- _PASSAGE_
● ● ● ●
Voivode George Ducas (Greek: Γεώργιος Δούκας, Romanian: Gheorghe Duca) (c. 1620 – 31 March 1685) was three times prince of Moldavia (September 1665 – May 1666, November 1668 – 20 August 1672, November 1678 – January 1684) and one time prince of Wallachia (1673 – 29 November 1678).

He was married to Anastasiya Dabizha, the daughter of Eustratie Dabija, and later to Dafina Doamna; George Ducas fathered Constantine Ducas.

First two rules in Moldavia
Gheorghe Duca was of Albanian origin and like many others of his generation who had migrated to the Danubian principalities he rose thanks to his links to other Albanians of high positions. In his youth, another Albanian, Vasile Lupu (voivode of Moldavia) took him to his court where Duca was raised. 

Supported by Dafina Doamna and some of the boyars, he came to the throne in Iaşi after Dabija's death, but was soon ousted after his opponents appealed to the Ottomans, unjustly claiming Duca's rule was corrupt.
● ● ● ●
(Records from a data collection)

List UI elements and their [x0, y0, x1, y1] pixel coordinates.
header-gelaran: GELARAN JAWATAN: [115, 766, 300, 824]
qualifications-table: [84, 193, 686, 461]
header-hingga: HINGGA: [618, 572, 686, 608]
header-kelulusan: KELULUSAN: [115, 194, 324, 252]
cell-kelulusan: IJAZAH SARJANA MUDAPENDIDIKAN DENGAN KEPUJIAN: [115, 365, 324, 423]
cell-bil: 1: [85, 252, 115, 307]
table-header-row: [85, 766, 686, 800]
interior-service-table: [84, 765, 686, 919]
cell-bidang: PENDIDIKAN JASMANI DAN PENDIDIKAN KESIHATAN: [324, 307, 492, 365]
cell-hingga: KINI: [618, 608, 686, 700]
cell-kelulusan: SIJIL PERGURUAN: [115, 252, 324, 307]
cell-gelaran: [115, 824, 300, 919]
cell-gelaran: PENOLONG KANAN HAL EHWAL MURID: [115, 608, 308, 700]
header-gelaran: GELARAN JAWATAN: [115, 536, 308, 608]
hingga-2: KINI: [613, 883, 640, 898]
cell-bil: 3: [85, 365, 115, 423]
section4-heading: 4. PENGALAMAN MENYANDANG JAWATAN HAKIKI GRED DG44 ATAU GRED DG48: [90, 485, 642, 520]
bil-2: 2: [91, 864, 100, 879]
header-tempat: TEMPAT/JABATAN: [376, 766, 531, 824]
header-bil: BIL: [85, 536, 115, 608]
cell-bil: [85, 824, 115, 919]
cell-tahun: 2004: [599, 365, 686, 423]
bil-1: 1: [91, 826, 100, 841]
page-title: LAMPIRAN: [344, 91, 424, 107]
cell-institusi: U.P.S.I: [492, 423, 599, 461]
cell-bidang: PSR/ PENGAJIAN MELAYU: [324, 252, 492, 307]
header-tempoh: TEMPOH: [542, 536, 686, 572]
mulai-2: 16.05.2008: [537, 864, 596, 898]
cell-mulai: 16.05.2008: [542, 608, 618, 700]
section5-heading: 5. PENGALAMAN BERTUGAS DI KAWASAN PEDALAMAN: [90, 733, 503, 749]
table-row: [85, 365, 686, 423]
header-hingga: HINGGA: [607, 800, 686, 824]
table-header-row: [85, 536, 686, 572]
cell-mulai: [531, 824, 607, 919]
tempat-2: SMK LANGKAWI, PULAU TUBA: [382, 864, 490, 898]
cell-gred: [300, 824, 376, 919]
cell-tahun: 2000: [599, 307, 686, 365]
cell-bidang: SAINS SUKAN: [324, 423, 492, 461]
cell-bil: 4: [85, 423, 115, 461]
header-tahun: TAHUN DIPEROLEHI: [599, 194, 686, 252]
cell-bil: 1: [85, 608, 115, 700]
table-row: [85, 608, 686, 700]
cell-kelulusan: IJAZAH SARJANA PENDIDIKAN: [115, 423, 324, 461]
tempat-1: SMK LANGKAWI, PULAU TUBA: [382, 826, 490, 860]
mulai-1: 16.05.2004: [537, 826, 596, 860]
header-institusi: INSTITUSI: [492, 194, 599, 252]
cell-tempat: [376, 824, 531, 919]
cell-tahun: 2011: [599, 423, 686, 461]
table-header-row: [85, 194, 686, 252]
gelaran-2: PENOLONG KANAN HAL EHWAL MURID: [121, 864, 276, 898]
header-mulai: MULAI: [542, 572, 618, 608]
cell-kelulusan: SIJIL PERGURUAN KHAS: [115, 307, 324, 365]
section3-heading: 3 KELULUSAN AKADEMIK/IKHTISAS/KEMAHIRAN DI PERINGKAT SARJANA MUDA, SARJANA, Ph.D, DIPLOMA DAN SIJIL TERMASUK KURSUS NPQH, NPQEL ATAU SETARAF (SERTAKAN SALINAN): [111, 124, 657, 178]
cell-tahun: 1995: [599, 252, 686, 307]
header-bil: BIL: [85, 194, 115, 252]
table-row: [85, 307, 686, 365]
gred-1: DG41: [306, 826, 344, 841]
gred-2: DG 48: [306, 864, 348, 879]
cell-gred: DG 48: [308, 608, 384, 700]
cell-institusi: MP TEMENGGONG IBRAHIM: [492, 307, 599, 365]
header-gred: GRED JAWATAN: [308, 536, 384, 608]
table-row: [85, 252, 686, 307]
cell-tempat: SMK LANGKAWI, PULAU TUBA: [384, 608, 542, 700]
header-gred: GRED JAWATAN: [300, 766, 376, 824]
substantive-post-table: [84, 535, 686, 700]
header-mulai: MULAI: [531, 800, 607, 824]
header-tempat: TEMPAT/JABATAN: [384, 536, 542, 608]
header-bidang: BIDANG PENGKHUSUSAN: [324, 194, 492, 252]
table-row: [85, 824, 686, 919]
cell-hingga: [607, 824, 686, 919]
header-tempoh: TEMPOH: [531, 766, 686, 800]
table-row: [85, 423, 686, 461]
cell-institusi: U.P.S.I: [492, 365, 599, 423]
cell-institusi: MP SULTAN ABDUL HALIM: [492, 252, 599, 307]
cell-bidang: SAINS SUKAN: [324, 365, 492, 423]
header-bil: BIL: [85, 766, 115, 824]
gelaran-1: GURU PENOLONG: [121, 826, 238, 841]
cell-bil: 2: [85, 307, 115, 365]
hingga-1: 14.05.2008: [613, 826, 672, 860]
● ● ● ●
- _THE TASKS_
A) Answer these questions from the passage on George Ducas.
(i) How many times was he prince of Moldavia?
(ii) Who took him to his court in his youth?
(iii) After whose death did he come to the throne in Iaşi?
B) According to the passage on George Ducas, why was he soon ousted after his first accession to the throne in Iaşi?
C) Rewrite the passage on George Ducas from "Voivode George Ducas" to "29 November 1678).", changing "Wallachia" to "Muntenia".

- _THE RESULTS_
A)
(i) Three times.
(ii) Vasile Lupu, voivode of Moldavia.
(iii) Dabija's.

B) His opponents appealed to the Ottomans and claimed that his rule was corrupt. The passage calls that claim unjust.

C)
Voivode George Ducas (Greek: Γεώργιος Δούκας, Romanian: Gheorghe Duca) (c. 1620 – 31 March 1685) was three times prince of Moldavia (September 1665 – May 1666, November 1668 – 20 August 1672, November 1678 – January 1684) and one time prince of Muntenia (1673 – 29 November 1678).